- Action item -
Locate each line of the material that contains "School", then return it.

BEGIN Source material

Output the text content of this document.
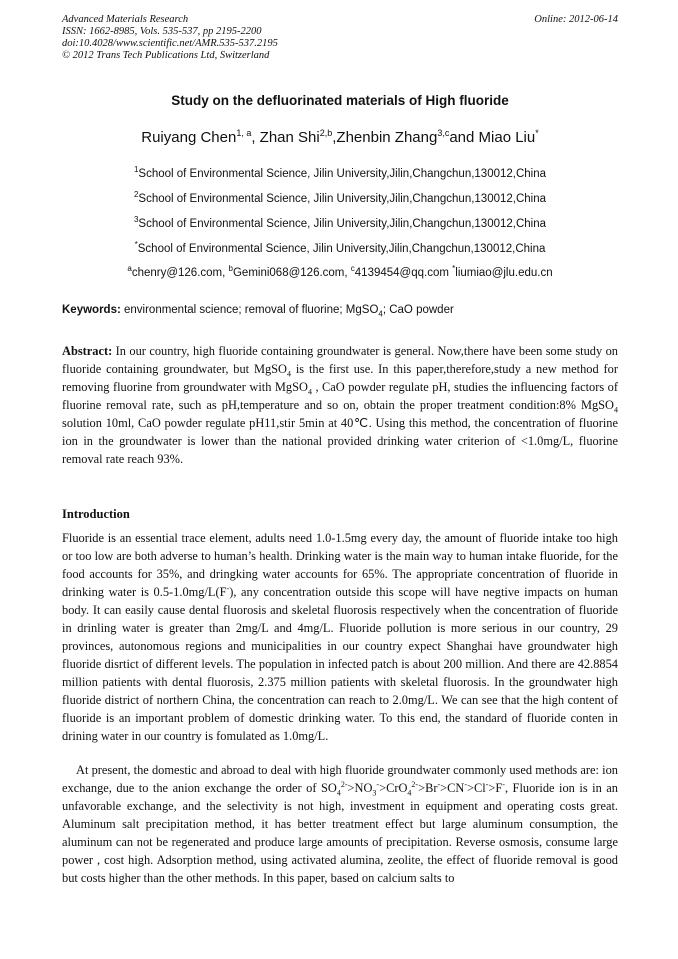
Advanced Materials Research
ISSN: 1662-8985, Vols. 535-537, pp 2195-2200
doi:10.4028/www.scientific.net/AMR.535-537.2195
© 2012 Trans Tech Publications Ltd, Switzerland
Online: 2012-06-14
Study on the defluorinated materials of High fluoride
Ruiyang Chen$^{1, a}$, Zhan Shi$^{2,b}$,Zhenbin Zhang$^{3,c}$and Miao Liu*
$^1$School of Environmental Science, Jilin University,Jilin,Changchun,130012,China
$^2$School of Environmental Science, Jilin University,Jilin,Changchun,130012,China
$^3$School of Environmental Science, Jilin University,Jilin,Changchun,130012,China
*School of Environmental Science, Jilin University,Jilin,Changchun,130012,China
$^a$chenry@126.com, $^b$Gemini068@126.com, $^c$4139454@qq.com *liumiao@jlu.edu.cn
Keywords: environmental science; removal of fluorine; MgSO$_4$; CaO powder
Abstract: In our country, high fluoride containing groundwater is general. Now,there have been some study on fluoride containing groundwater, but MgSO$_4$ is the first use. In this paper,therefore,study a new method for removing fluorine from groundwater with MgSO$_4$ , CaO powder regulate pH, studies the influencing factors of fluorine removal rate, such as pH,temperature and so on, obtain the proper treatment condition:8% MgSO$_4$ solution 10ml, CaO powder regulate pH11,stir 5min at 40℃. Using this method, the concentration of fluorine ion in the groundwater is lower than the national provided drinking water criterion of <1.0mg/L, fluorine removal rate reach 93%.
Introduction
Fluoride is an essential trace element, adults need 1.0-1.5mg every day, the amount of fluoride intake too high or too low are both adverse to human’s health. Drinking water is the main way to human intake fluoride, for the food accounts for 35%, and dringking water accounts for 65%. The appropriate concentration of fluoride in drinking water is 0.5-1.0mg/L(F-), any concentration outside this scope will have negtive impacts on human body. It can easily cause dental fluorosis and skeletal fluorosis respectively when the concentration of fluoride in drinling water is greater than 2mg/L and 4mg/L. Fluoride pollution is more serious in our country, 29 provinces, autonomous regions and municipalities in our country expect Shanghai have groundwater high fluoride disrtict of different levels. The population in infected patch is about 200 million. And there are 42.8854 million patients with dental fluorosis, 2.375 million patients with skeletal fluorosis. In the groundwater high fluoride district of northern China, the concentration can reach to 2.0mg/L. We can see that the high content of fluoride is an important problem of domestic drinking water. To this end, the standard of fluoride conten in drining water in our country is fomulated as 1.0mg/L.
At present, the domestic and abroad to deal with high fluoride groundwater commonly used methods are: ion exchange, due to the anion exchange the order of $SO_4^{2-}>NO_3^->CrO_4^{2-}>Br^->CN^->Cl^->F^-$, Fluoride ion is in an unfavorable exchange, and the selectivity is not high, investment in equipment and operating costs great. Aluminum salt precipitation method, it has better treatment effect but large aluminum consumption, the aluminum can not be regenerated and produce large amounts of precipitation. Reverse osmosis, consume large power , cost high. Adsorption method, using activated alumina, zeolite, the effect of fluoride removal is good but costs higher than the other methods. In this paper, based on calcium salts to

END Source material

- Your solution -
$^1$School of Environmental Science, Jilin University,Jilin,Changchun,130012,China
$^2$School of Environmental Science, Jilin University,Jilin,Changchun,130012,China
$^3$School of Environmental Science, Jilin University,Jilin,Changchun,130012,China
*School of Environmental Science, Jilin University,Jilin,Changchun,130012,China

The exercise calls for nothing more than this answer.